Given exercise => Reproduce the material line for line, from its opening line through the line that contains "398, 420, 422]", with both of those lines included.

Data in this exercise =>
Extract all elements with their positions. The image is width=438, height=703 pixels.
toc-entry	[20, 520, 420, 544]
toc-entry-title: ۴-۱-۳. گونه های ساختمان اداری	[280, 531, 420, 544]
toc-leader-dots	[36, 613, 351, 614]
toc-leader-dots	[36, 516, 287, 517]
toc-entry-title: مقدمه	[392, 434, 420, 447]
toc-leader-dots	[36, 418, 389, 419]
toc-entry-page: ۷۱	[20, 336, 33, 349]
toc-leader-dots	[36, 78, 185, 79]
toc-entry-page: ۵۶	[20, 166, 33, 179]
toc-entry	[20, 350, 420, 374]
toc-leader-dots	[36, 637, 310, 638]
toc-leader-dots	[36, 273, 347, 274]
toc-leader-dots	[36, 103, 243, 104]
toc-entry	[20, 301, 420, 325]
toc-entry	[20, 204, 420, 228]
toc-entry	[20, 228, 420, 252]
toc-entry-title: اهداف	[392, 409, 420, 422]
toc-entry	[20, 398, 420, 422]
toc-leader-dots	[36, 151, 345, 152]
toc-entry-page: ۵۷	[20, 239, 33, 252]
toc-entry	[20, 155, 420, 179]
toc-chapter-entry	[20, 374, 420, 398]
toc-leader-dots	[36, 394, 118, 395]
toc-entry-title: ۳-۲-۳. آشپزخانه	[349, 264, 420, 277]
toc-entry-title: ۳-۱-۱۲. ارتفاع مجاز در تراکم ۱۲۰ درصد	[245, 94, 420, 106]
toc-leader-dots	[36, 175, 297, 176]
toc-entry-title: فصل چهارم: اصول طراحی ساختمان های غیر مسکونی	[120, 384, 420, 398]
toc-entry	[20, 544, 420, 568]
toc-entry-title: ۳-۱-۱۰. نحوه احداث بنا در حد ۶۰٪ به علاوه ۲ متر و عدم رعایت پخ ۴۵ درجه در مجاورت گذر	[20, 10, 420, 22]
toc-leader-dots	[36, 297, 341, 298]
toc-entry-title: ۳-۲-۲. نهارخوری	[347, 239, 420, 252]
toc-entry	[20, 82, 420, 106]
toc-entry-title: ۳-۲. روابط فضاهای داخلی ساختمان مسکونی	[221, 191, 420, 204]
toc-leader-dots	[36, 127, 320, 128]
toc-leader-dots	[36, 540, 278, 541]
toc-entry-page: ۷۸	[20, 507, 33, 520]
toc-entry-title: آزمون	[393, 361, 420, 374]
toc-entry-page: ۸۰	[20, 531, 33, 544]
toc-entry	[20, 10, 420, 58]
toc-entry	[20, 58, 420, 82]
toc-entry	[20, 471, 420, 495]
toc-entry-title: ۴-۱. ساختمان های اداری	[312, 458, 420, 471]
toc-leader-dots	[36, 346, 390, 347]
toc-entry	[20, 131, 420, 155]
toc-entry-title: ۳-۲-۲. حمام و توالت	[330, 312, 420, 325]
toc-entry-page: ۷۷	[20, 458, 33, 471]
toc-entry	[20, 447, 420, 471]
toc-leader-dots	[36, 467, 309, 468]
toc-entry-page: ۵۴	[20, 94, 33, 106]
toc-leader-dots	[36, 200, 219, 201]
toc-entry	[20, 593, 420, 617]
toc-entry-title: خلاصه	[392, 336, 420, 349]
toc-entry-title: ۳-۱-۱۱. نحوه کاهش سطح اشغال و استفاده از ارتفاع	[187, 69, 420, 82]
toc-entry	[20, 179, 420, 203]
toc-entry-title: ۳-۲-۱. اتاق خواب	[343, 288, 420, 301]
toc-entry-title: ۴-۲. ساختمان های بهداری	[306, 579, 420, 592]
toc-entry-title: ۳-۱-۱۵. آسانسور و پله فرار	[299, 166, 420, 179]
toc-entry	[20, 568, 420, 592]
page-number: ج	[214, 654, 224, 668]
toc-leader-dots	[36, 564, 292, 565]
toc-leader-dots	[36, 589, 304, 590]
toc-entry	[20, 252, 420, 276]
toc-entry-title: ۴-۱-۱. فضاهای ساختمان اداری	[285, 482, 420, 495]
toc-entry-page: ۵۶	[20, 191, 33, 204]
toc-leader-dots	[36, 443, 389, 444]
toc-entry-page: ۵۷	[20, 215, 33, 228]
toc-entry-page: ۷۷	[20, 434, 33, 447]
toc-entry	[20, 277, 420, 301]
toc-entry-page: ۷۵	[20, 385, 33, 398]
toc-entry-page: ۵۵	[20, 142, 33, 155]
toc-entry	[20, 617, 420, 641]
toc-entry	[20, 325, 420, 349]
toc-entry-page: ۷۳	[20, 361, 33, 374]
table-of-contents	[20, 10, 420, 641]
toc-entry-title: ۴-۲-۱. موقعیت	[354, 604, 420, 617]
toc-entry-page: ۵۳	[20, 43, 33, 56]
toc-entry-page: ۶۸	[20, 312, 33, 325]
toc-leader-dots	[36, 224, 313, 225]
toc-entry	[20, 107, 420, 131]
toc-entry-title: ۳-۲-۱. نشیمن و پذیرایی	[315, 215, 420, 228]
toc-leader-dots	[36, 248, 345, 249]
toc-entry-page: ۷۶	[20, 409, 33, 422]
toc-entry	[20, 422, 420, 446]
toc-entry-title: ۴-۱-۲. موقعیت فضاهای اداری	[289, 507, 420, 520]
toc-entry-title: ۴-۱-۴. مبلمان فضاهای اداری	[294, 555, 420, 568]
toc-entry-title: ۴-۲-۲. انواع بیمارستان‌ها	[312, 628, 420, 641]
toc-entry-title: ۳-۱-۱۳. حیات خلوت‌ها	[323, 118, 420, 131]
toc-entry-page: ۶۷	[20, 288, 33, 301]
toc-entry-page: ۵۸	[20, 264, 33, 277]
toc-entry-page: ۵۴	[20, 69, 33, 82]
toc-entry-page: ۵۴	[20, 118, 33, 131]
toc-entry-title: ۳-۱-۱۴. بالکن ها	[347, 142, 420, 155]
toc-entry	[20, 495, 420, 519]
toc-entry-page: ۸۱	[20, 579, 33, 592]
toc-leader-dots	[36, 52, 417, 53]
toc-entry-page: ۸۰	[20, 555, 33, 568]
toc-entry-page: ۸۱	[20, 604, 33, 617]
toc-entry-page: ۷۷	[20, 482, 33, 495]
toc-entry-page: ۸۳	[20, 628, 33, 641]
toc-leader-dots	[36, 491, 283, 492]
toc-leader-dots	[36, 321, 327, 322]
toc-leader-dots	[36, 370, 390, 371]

Exercise response =>
Extract all elements with their positions. The image is width=438, height=703 pixels.
toc-entry	[20, 520, 420, 544]
toc-entry-title: ۴-۱-۳. گونه های ساختمان اداری	[280, 531, 420, 544]
toc-leader-dots	[36, 613, 351, 614]
toc-leader-dots	[36, 516, 287, 517]
toc-entry-title: مقدمه	[392, 434, 420, 447]
toc-leader-dots	[36, 418, 389, 419]
toc-entry-page: ۷۱	[20, 336, 33, 349]
toc-leader-dots	[36, 78, 185, 79]
toc-entry-page: ۵۶	[20, 166, 33, 179]
toc-entry	[20, 350, 420, 374]
toc-leader-dots	[36, 637, 310, 638]
toc-leader-dots	[36, 273, 347, 274]
toc-leader-dots	[36, 103, 243, 104]
toc-entry	[20, 301, 420, 325]
toc-entry	[20, 204, 420, 228]
toc-entry	[20, 228, 420, 252]
toc-entry-title: اهداف	[392, 409, 420, 422]
toc-entry	[20, 398, 420, 422]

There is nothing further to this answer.